▶ [THE REQUEST] All the entries need to be quoted exactly, apart from the pictures, which you should drop.

###

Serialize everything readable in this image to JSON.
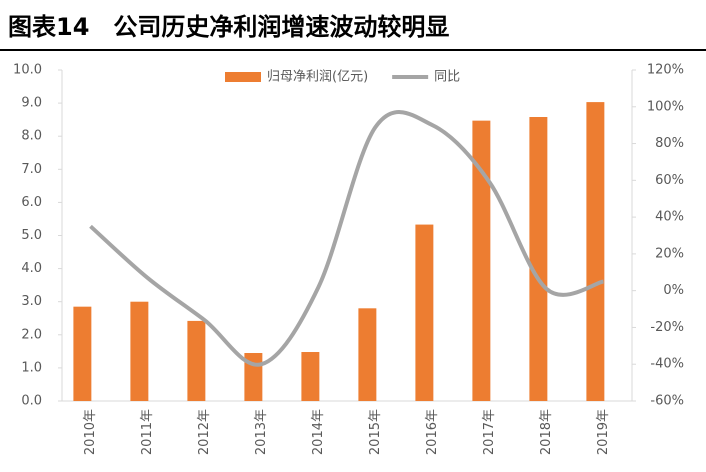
{
  "chart_data": {
    "type": "bar-line",
    "title": "图表14　公司历史净利润增速波动较明显",
    "categories": [
      "2010年",
      "2011年",
      "2012年",
      "2013年",
      "2014年",
      "2015年",
      "2016年",
      "2017年",
      "2018年",
      "2019年"
    ],
    "series": [
      {
        "name": "归母净利润(亿元)",
        "color": "#ed7d31",
        "type": "bar",
        "values": [
          2.85,
          3.0,
          2.42,
          1.45,
          1.48,
          2.8,
          5.33,
          8.47,
          8.58,
          9.03
        ]
      },
      {
        "name": "同比",
        "color": "#a5a5a5",
        "type": "line",
        "axis": "y2",
        "values": [
          35,
          7,
          -16,
          -40,
          2,
          89,
          90,
          59,
          1,
          5
        ]
      }
    ],
    "ylim": [
      0,
      10
    ],
    "yticks": [
      {
        "value": 0,
        "label": "0.0"
      },
      {
        "value": 1,
        "label": "1.0"
      },
      {
        "value": 2,
        "label": "2.0"
      },
      {
        "value": 3,
        "label": "3.0"
      },
      {
        "value": 4,
        "label": "4.0"
      },
      {
        "value": 5,
        "label": "5.0"
      },
      {
        "value": 6,
        "label": "6.0"
      },
      {
        "value": 7,
        "label": "7.0"
      },
      {
        "value": 8,
        "label": "8.0"
      },
      {
        "value": 9,
        "label": "9.0"
      },
      {
        "value": 10,
        "label": "10.0"
      }
    ],
    "y2lim": [
      -60,
      120
    ],
    "y2ticks": [
      {
        "value": -60,
        "label": "-60%"
      },
      {
        "value": -40,
        "label": "-40%"
      },
      {
        "value": -20,
        "label": "-20%"
      },
      {
        "value": 0,
        "label": "0%"
      },
      {
        "value": 20,
        "label": "20%"
      },
      {
        "value": 40,
        "label": "40%"
      },
      {
        "value": 60,
        "label": "60%"
      },
      {
        "value": 80,
        "label": "80%"
      },
      {
        "value": 100,
        "label": "100%"
      },
      {
        "value": 120,
        "label": "120%"
      }
    ],
    "legend": "top"
  }
}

###

▶ [SOLUTION FOR THIS TASK]
Serialize everything readable in this image to JSON.
{
  "chart_data": {
    "type": "bar-line",
    "title": "图表14　公司历史净利润增速波动较明显",
    "categories": [
      "2010年",
      "2011年",
      "2012年",
      "2013年",
      "2014年",
      "2015年",
      "2016年",
      "2017年",
      "2018年",
      "2019年"
    ],
    "series": [
      {
        "name": "归母净利润(亿元)",
        "color": "#ed7d31",
        "type": "bar",
        "values": [
          2.85,
          3.0,
          2.42,
          1.45,
          1.48,
          2.8,
          5.33,
          8.47,
          8.58,
          9.03
        ]
      },
      {
        "name": "同比",
        "color": "#a5a5a5",
        "type": "line",
        "axis": "y2",
        "values": [
          35,
          7,
          -16,
          -40,
          2,
          89,
          90,
          59,
          1,
          5
        ]
      }
    ],
    "ylim": [
      0,
      10
    ],
    "yticks": [
      {
        "value": 0,
        "label": "0.0"
      },
      {
        "value": 1,
        "label": "1.0"
      },
      {
        "value": 2,
        "label": "2.0"
      },
      {
        "value": 3,
        "label": "3.0"
      },
      {
        "value": 4,
        "label": "4.0"
      },
      {
        "value": 5,
        "label": "5.0"
      },
      {
        "value": 6,
        "label": "6.0"
      },
      {
        "value": 7,
        "label": "7.0"
      },
      {
        "value": 8,
        "label": "8.0"
      },
      {
        "value": 9,
        "label": "9.0"
      },
      {
        "value": 10,
        "label": "10.0"
      }
    ],
    "y2lim": [
      -60,
      120
    ],
    "y2ticks": [
      {
        "value": -60,
        "label": "-60%"
      },
      {
        "value": -40,
        "label": "-40%"
      },
      {
        "value": -20,
        "label": "-20%"
      },
      {
        "value": 0,
        "label": "0%"
      },
      {
        "value": 20,
        "label": "20%"
      },
      {
        "value": 40,
        "label": "40%"
      },
      {
        "value": 60,
        "label": "60%"
      },
      {
        "value": 80,
        "label": "80%"
      },
      {
        "value": 100,
        "label": "100%"
      },
      {
        "value": 120,
        "label": "120%"
      }
    ],
    "legend": "top"
  }
}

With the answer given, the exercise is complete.